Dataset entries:

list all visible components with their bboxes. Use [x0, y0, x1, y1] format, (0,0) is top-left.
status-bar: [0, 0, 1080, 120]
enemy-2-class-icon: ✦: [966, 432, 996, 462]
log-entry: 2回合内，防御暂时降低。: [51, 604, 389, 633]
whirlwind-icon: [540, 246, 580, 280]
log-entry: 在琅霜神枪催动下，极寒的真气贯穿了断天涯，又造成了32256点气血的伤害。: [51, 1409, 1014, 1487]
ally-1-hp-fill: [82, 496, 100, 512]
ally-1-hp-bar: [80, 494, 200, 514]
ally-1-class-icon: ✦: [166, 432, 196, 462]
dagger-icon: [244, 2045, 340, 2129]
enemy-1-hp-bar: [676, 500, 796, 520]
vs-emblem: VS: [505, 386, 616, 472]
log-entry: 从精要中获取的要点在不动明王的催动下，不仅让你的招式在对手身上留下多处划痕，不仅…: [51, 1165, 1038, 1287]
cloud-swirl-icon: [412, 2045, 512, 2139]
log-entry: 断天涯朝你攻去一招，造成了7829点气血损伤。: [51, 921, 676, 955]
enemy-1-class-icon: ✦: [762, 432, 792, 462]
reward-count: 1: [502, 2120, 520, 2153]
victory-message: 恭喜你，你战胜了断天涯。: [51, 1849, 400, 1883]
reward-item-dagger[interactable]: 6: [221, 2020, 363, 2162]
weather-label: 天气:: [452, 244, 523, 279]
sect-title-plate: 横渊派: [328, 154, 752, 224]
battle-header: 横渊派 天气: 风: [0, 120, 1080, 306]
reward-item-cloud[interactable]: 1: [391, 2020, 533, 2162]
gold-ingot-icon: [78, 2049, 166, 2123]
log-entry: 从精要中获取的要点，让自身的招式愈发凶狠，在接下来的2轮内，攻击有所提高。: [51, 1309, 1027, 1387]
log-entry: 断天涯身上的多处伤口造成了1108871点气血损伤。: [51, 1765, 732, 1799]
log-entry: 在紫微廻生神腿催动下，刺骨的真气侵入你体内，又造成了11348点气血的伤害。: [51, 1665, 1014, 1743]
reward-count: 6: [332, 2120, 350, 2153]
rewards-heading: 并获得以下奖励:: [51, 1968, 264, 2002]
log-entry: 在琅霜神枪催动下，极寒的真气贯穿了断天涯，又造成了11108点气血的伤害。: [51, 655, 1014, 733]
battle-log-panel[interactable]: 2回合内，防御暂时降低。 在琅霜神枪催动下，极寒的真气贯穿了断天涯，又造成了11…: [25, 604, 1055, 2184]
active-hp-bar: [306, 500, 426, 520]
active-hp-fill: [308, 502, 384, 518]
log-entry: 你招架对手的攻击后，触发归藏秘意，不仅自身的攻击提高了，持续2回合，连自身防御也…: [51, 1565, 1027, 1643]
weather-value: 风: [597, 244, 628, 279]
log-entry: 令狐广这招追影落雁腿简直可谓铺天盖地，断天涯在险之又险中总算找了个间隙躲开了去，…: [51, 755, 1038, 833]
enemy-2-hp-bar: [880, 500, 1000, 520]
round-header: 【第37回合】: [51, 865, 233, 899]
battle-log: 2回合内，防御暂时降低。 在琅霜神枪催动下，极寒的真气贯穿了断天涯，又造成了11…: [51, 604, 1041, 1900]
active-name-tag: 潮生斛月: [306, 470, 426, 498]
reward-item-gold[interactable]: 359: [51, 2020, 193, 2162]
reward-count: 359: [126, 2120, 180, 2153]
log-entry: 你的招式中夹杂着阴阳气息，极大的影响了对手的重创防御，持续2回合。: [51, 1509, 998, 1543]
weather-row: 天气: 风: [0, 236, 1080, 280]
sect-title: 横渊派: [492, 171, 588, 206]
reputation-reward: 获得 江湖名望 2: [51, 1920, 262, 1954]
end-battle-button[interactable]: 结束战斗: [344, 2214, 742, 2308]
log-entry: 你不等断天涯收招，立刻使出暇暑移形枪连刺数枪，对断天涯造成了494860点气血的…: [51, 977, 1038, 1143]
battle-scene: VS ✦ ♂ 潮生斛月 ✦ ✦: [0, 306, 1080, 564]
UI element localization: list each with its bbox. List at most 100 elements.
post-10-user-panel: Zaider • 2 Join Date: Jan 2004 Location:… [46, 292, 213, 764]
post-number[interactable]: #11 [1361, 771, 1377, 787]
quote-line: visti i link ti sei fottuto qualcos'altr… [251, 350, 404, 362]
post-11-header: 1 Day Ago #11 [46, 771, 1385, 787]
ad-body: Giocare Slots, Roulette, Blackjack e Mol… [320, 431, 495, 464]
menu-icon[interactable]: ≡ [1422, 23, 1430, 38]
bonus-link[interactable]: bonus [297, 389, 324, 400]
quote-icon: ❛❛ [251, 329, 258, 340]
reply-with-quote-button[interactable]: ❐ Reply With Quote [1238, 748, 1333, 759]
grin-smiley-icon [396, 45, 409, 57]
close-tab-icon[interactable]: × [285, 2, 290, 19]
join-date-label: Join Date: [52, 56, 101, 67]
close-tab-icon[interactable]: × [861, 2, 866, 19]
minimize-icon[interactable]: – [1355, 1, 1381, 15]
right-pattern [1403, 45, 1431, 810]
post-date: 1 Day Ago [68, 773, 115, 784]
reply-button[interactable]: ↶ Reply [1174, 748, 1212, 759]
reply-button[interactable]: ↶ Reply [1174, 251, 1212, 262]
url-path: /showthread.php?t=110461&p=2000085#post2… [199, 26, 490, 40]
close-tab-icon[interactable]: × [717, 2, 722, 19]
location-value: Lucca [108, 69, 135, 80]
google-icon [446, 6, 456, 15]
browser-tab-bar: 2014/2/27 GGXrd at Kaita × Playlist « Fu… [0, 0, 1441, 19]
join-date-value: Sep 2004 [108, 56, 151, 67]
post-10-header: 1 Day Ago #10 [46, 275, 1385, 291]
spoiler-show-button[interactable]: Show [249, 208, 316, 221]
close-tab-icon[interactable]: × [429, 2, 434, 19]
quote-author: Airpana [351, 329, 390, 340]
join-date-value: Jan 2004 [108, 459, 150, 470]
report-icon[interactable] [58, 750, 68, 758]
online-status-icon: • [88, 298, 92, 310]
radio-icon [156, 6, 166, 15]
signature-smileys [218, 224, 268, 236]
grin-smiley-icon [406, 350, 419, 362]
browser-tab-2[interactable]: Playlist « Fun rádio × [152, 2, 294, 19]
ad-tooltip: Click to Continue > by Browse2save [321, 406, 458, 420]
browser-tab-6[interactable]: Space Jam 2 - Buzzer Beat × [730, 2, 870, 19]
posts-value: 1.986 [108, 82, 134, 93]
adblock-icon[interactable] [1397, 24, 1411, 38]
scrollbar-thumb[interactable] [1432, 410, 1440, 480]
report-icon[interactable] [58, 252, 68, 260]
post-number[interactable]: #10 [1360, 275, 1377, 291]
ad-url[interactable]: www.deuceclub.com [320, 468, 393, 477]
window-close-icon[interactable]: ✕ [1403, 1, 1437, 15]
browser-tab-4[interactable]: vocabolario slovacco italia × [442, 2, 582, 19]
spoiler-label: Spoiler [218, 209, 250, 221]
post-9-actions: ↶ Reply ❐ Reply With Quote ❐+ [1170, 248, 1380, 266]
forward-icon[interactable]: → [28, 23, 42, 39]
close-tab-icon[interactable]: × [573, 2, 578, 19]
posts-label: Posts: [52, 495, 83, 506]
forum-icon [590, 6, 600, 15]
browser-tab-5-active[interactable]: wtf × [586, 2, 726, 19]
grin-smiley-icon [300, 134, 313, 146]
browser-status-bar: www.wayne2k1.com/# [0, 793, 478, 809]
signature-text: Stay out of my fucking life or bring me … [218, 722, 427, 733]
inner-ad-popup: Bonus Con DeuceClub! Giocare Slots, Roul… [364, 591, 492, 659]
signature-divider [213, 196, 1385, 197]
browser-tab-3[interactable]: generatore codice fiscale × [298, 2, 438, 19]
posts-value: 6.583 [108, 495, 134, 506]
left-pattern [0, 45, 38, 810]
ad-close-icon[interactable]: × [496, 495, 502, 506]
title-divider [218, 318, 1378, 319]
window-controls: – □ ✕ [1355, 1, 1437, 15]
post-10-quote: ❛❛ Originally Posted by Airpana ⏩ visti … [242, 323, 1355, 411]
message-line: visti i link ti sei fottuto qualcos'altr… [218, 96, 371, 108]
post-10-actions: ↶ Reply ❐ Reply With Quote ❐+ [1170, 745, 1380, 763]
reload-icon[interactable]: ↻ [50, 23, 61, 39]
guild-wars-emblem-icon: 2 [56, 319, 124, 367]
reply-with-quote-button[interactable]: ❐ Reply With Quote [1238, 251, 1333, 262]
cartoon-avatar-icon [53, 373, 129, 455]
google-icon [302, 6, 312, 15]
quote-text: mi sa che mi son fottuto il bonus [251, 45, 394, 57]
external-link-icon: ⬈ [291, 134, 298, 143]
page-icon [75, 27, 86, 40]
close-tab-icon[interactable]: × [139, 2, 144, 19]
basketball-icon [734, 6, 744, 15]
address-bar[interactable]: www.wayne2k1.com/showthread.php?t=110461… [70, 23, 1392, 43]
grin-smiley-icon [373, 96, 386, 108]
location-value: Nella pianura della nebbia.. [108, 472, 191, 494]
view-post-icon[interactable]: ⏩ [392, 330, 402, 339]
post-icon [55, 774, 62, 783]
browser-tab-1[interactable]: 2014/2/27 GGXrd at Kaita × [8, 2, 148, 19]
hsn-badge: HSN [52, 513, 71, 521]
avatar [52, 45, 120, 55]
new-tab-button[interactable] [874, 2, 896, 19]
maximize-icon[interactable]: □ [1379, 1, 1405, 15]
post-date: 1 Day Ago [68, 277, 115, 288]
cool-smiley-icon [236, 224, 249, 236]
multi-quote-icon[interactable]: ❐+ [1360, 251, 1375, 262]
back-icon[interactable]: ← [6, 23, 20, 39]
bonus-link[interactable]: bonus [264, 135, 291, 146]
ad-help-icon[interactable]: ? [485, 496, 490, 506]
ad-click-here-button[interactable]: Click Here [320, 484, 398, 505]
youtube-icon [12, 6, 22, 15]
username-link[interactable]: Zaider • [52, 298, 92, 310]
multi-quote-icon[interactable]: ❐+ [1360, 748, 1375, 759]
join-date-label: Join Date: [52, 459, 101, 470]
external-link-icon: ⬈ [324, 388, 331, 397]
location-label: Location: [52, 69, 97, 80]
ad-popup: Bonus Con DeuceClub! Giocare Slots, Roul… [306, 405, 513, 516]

Given problem:
Copy the listing from its first line through the line with "reward-count: 6: [332, 2120, 350, 2153]", changing every "log-entry" to "log-line" and keeping the rest the same.

Result:
list all visible components with their bboxes. Use [x0, y0, x1, y1] format, (0,0) is top-left.
status-bar: [0, 0, 1080, 120]
enemy-2-class-icon: ✦: [966, 432, 996, 462]
log-line: 2回合内，防御暂时降低。: [51, 604, 389, 633]
whirlwind-icon: [540, 246, 580, 280]
log-line: 在琅霜神枪催动下，极寒的真气贯穿了断天涯，又造成了32256点气血的伤害。: [51, 1409, 1014, 1487]
ally-1-hp-fill: [82, 496, 100, 512]
ally-1-hp-bar: [80, 494, 200, 514]
ally-1-class-icon: ✦: [166, 432, 196, 462]
dagger-icon: [244, 2045, 340, 2129]
enemy-1-hp-bar: [676, 500, 796, 520]
vs-emblem: VS: [505, 386, 616, 472]
log-line: 从精要中获取的要点在不动明王的催动下，不仅让你的招式在对手身上留下多处划痕，不仅…: [51, 1165, 1038, 1287]
cloud-swirl-icon: [412, 2045, 512, 2139]
log-line: 断天涯朝你攻去一招，造成了7829点气血损伤。: [51, 921, 676, 955]
enemy-1-class-icon: ✦: [762, 432, 792, 462]
reward-count: 1: [502, 2120, 520, 2153]
victory-message: 恭喜你，你战胜了断天涯。: [51, 1849, 400, 1883]
reward-item-dagger[interactable]: 6: [221, 2020, 363, 2162]
weather-label: 天气:: [452, 244, 523, 279]
sect-title-plate: 横渊派: [328, 154, 752, 224]
battle-header: 横渊派 天气: 风: [0, 120, 1080, 306]
reward-item-cloud[interactable]: 1: [391, 2020, 533, 2162]
gold-ingot-icon: [78, 2049, 166, 2123]
log-line: 从精要中获取的要点，让自身的招式愈发凶狠，在接下来的2轮内，攻击有所提高。: [51, 1309, 1027, 1387]
log-line: 断天涯身上的多处伤口造成了1108871点气血损伤。: [51, 1765, 732, 1799]
log-line: 在紫微廻生神腿催动下，刺骨的真气侵入你体内，又造成了11348点气血的伤害。: [51, 1665, 1014, 1743]
reward-count: 6: [332, 2120, 350, 2153]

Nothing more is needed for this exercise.